◆ Stated goal ◆
Your task is to reproduce the material exactly.
--- start Given entries ---
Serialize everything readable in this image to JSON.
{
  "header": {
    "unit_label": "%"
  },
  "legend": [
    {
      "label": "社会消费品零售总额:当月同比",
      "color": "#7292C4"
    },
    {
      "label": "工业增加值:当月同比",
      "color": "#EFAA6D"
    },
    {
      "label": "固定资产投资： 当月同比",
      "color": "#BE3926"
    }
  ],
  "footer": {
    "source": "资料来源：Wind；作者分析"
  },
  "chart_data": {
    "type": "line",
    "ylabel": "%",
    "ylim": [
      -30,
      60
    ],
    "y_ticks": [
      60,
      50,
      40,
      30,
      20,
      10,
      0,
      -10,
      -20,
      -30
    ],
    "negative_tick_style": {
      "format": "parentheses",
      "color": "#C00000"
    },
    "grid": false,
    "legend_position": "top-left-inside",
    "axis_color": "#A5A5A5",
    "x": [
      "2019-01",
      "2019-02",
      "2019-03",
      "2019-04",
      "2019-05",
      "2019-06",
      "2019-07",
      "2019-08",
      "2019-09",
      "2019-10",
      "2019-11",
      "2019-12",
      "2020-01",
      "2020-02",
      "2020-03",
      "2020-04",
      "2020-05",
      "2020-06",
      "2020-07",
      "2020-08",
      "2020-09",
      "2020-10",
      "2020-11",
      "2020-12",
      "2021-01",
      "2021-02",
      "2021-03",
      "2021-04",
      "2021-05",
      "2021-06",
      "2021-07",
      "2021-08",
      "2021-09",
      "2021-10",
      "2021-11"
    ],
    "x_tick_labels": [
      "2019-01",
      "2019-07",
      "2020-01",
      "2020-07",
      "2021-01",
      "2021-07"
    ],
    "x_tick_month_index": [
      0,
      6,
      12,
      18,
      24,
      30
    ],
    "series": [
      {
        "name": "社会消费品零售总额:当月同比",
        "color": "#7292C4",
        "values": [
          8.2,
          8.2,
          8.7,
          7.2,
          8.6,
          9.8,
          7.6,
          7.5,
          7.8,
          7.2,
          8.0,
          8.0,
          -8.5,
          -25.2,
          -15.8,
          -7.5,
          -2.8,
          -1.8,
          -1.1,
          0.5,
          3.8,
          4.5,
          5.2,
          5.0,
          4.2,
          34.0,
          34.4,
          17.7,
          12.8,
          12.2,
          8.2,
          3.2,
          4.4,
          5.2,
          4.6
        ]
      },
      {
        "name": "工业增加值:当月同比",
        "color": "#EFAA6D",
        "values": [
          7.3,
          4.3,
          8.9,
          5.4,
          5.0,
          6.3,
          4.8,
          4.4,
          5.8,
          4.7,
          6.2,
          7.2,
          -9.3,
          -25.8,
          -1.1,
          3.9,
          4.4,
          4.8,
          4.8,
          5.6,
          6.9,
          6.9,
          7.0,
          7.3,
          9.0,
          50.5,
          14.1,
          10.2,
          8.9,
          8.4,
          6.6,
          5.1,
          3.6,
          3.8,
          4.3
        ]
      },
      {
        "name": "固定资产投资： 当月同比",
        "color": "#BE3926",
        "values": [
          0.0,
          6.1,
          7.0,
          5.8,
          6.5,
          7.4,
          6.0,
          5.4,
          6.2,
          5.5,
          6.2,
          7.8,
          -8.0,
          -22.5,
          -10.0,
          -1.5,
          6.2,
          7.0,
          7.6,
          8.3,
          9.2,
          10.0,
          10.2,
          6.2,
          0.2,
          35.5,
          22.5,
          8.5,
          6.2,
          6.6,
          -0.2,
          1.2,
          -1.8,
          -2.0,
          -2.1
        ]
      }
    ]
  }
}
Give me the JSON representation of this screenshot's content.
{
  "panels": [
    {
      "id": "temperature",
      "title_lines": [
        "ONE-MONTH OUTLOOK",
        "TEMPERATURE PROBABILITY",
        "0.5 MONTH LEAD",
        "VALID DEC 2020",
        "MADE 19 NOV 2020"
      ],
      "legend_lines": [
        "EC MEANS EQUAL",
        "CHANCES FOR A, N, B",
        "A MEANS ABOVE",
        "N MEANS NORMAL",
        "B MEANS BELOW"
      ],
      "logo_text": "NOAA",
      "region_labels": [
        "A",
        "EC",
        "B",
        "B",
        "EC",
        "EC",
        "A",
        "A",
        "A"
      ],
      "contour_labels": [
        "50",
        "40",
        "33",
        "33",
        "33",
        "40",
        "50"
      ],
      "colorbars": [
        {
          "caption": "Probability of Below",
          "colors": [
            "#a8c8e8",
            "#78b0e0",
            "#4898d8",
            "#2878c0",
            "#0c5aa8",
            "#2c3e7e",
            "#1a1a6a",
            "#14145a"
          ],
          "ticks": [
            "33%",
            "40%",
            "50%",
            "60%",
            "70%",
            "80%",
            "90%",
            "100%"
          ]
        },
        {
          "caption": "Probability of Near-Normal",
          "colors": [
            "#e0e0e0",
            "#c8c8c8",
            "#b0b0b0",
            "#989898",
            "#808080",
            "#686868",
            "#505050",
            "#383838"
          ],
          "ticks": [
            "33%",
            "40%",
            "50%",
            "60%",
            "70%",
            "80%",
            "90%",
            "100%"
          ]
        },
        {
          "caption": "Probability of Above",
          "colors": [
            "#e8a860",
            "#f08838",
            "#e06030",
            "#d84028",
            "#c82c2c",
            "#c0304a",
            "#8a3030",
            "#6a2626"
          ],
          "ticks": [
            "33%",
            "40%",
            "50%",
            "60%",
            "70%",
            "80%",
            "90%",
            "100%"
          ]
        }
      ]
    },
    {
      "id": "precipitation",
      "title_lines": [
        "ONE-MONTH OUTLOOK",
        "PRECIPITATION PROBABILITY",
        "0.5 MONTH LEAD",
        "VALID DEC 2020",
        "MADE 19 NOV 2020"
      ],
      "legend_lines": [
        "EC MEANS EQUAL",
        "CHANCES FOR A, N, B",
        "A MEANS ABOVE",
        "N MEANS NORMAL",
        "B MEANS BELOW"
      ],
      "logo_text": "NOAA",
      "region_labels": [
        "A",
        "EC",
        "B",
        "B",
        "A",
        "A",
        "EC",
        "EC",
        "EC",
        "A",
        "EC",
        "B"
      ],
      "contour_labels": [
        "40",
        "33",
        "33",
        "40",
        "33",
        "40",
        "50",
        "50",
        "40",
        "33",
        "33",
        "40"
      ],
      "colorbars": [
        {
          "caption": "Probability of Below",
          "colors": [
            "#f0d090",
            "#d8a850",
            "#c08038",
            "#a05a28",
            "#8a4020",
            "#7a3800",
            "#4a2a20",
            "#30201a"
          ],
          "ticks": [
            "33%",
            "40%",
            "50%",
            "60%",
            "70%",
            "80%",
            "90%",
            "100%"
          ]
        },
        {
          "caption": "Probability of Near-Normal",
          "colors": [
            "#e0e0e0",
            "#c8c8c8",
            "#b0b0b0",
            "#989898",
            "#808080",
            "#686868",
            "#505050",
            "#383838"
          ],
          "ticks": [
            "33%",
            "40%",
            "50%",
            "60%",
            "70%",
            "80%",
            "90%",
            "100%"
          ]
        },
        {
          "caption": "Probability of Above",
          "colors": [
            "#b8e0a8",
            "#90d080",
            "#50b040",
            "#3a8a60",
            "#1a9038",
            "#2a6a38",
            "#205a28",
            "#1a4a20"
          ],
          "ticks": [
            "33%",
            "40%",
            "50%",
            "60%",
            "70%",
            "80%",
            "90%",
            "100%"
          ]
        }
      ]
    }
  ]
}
--- end Given entries ---
◆ Response ◆
Serialize everything readable in this image to JSON.
{
  "header": {
    "unit_label": "%"
  },
  "legend": [
    {
      "label": "社会消费品零售总额:当月同比",
      "color": "#7292C4"
    },
    {
      "label": "工业增加值:当月同比",
      "color": "#EFAA6D"
    },
    {
      "label": "固定资产投资： 当月同比",
      "color": "#BE3926"
    }
  ],
  "footer": {
    "source": "资料来源：Wind；作者分析"
  },
  "chart_data": {
    "type": "line",
    "ylabel": "%",
    "ylim": [
      -30,
      60
    ],
    "y_ticks": [
      60,
      50,
      40,
      30,
      20,
      10,
      0,
      -10,
      -20,
      -30
    ],
    "negative_tick_style": {
      "format": "parentheses",
      "color": "#C00000"
    },
    "grid": false,
    "legend_position": "top-left-inside",
    "axis_color": "#A5A5A5",
    "x": [
      "2019-01",
      "2019-02",
      "2019-03",
      "2019-04",
      "2019-05",
      "2019-06",
      "2019-07",
      "2019-08",
      "2019-09",
      "2019-10",
      "2019-11",
      "2019-12",
      "2020-01",
      "2020-02",
      "2020-03",
      "2020-04",
      "2020-05",
      "2020-06",
      "2020-07",
      "2020-08",
      "2020-09",
      "2020-10",
      "2020-11",
      "2020-12",
      "2021-01",
      "2021-02",
      "2021-03",
      "2021-04",
      "2021-05",
      "2021-06",
      "2021-07",
      "2021-08",
      "2021-09",
      "2021-10",
      "2021-11"
    ],
    "x_tick_labels": [
      "2019-01",
      "2019-07",
      "2020-01",
      "2020-07",
      "2021-01",
      "2021-07"
    ],
    "x_tick_month_index": [
      0,
      6,
      12,
      18,
      24,
      30
    ],
    "series": [
      {
        "name": "社会消费品零售总额:当月同比",
        "color": "#7292C4",
        "values": [
          8.2,
          8.2,
          8.7,
          7.2,
          8.6,
          9.8,
          7.6,
          7.5,
          7.8,
          7.2,
          8.0,
          8.0,
          -8.5,
          -25.2,
          -15.8,
          -7.5,
          -2.8,
          -1.8,
          -1.1,
          0.5,
          3.8,
          4.5,
          5.2,
          5.0,
          4.2,
          34.0,
          34.4,
          17.7,
          12.8,
          12.2,
          8.2,
          3.2,
          4.4,
          5.2,
          4.6
        ]
      },
      {
        "name": "工业增加值:当月同比",
        "color": "#EFAA6D",
        "values": [
          7.3,
          4.3,
          8.9,
          5.4,
          5.0,
          6.3,
          4.8,
          4.4,
          5.8,
          4.7,
          6.2,
          7.2,
          -9.3,
          -25.8,
          -1.1,
          3.9,
          4.4,
          4.8,
          4.8,
          5.6,
          6.9,
          6.9,
          7.0,
          7.3,
          9.0,
          50.5,
          14.1,
          10.2,
          8.9,
          8.4,
          6.6,
          5.1,
          3.6,
          3.8,
          4.3
        ]
      },
      {
        "name": "固定资产投资： 当月同比",
        "color": "#BE3926",
        "values": [
          0.0,
          6.1,
          7.0,
          5.8,
          6.5,
          7.4,
          6.0,
          5.4,
          6.2,
          5.5,
          6.2,
          7.8,
          -8.0,
          -22.5,
          -10.0,
          -1.5,
          6.2,
          7.0,
          7.6,
          8.3,
          9.2,
          10.0,
          10.2,
          6.2,
          0.2,
          35.5,
          22.5,
          8.5,
          6.2,
          6.6,
          -0.2,
          1.2,
          -1.8,
          -2.0,
          -2.1
        ]
      }
    ]
  }
}
Give me the JSON representation of this screenshot's content.
{
  "panels": [
    {
      "id": "temperature",
      "title_lines": [
        "ONE-MONTH OUTLOOK",
        "TEMPERATURE PROBABILITY",
        "0.5 MONTH LEAD",
        "VALID DEC 2020",
        "MADE 19 NOV 2020"
      ],
      "legend_lines": [
        "EC MEANS EQUAL",
        "CHANCES FOR A, N, B",
        "A MEANS ABOVE",
        "N MEANS NORMAL",
        "B MEANS BELOW"
      ],
      "logo_text": "NOAA",
      "region_labels": [
        "A",
        "EC",
        "B",
        "B",
        "EC",
        "EC",
        "A",
        "A",
        "A"
      ],
      "contour_labels": [
        "50",
        "40",
        "33",
        "33",
        "33",
        "40",
        "50"
      ],
      "colorbars": [
        {
          "caption": "Probability of Below",
          "colors": [
            "#a8c8e8",
            "#78b0e0",
            "#4898d8",
            "#2878c0",
            "#0c5aa8",
            "#2c3e7e",
            "#1a1a6a",
            "#14145a"
          ],
          "ticks": [
            "33%",
            "40%",
            "50%",
            "60%",
            "70%",
            "80%",
            "90%",
            "100%"
          ]
        },
        {
          "caption": "Probability of Near-Normal",
          "colors": [
            "#e0e0e0",
            "#c8c8c8",
            "#b0b0b0",
            "#989898",
            "#808080",
            "#686868",
            "#505050",
            "#383838"
          ],
          "ticks": [
            "33%",
            "40%",
            "50%",
            "60%",
            "70%",
            "80%",
            "90%",
            "100%"
          ]
        },
        {
          "caption": "Probability of Above",
          "colors": [
            "#e8a860",
            "#f08838",
            "#e06030",
            "#d84028",
            "#c82c2c",
            "#c0304a",
            "#8a3030",
            "#6a2626"
          ],
          "ticks": [
            "33%",
            "40%",
            "50%",
            "60%",
            "70%",
            "80%",
            "90%",
            "100%"
          ]
        }
      ]
    },
    {
      "id": "precipitation",
      "title_lines": [
        "ONE-MONTH OUTLOOK",
        "PRECIPITATION PROBABILITY",
        "0.5 MONTH LEAD",
        "VALID DEC 2020",
        "MADE 19 NOV 2020"
      ],
      "legend_lines": [
        "EC MEANS EQUAL",
        "CHANCES FOR A, N, B",
        "A MEANS ABOVE",
        "N MEANS NORMAL",
        "B MEANS BELOW"
      ],
      "logo_text": "NOAA",
      "region_labels": [
        "A",
        "EC",
        "B",
        "B",
        "A",
        "A",
        "EC",
        "EC",
        "EC",
        "A",
        "EC",
        "B"
      ],
      "contour_labels": [
        "40",
        "33",
        "33",
        "40",
        "33",
        "40",
        "50",
        "50",
        "40",
        "33",
        "33",
        "40"
      ],
      "colorbars": [
        {
          "caption": "Probability of Below",
          "colors": [
            "#f0d090",
            "#d8a850",
            "#c08038",
            "#a05a28",
            "#8a4020",
            "#7a3800",
            "#4a2a20",
            "#30201a"
          ],
          "ticks": [
            "33%",
            "40%",
            "50%",
            "60%",
            "70%",
            "80%",
            "90%",
            "100%"
          ]
        },
        {
          "caption": "Probability of Near-Normal",
          "colors": [
            "#e0e0e0",
            "#c8c8c8",
            "#b0b0b0",
            "#989898",
            "#808080",
            "#686868",
            "#505050",
            "#383838"
          ],
          "ticks": [
            "33%",
            "40%",
            "50%",
            "60%",
            "70%",
            "80%",
            "90%",
            "100%"
          ]
        },
        {
          "caption": "Probability of Above",
          "colors": [
            "#b8e0a8",
            "#90d080",
            "#50b040",
            "#3a8a60",
            "#1a9038",
            "#2a6a38",
            "#205a28",
            "#1a4a20"
          ],
          "ticks": [
            "33%",
            "40%",
            "50%",
            "60%",
            "70%",
            "80%",
            "90%",
            "100%"
          ]
        }
      ]
    }
  ]
}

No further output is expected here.